▶ **Exercise details**:
Could you transcribe the material below exactly, without leaving out a single line?

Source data

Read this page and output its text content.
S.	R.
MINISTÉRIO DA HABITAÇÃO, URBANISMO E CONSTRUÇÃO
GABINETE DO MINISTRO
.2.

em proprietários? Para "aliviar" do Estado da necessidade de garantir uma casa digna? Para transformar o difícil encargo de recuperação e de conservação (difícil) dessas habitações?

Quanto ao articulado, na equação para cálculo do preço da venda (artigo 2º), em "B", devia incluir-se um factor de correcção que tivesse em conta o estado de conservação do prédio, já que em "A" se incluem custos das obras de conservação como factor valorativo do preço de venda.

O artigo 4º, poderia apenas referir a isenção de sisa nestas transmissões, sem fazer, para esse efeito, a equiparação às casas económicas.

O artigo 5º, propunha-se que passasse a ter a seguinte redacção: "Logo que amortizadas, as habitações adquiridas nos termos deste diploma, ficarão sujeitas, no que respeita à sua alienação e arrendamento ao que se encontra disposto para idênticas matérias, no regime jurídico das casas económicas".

▶ **The response**:
Read this page and output its text content.
S.	R.
MINISTÉRIO DA HABITAÇÃO, URBANISMO E CONSTRUÇÃO
GABINETE DO MINISTRO
.2.

em proprietários? Para "aliviar" do Estado da necessidade de garantir uma casa digna? Para transformar o difícil encargo de recuperação e de conservação (difícil) dessas habitações?

Quanto ao articulado, na equação para cálculo do preço da venda (artigo 2º), em "B", devia incluir-se um factor de correcção que tivesse em conta o estado de conservação do prédio, já que em "A" se incluem custos das obras de conservação como factor valorativo do preço de venda.

O artigo 4º, poderia apenas referir a isenção de sisa nestas transmissões, sem fazer, para esse efeito, a equiparação às casas económicas.

O artigo 5º, propunha-se que passasse a ter a seguinte redacção: "Logo que amortizadas, as habitações adquiridas nos termos deste diploma, ficarão sujeitas, no que respeita à sua alienação e arrendamento ao que se encontra disposto para idênticas matérias, no regime jurídico das casas económicas".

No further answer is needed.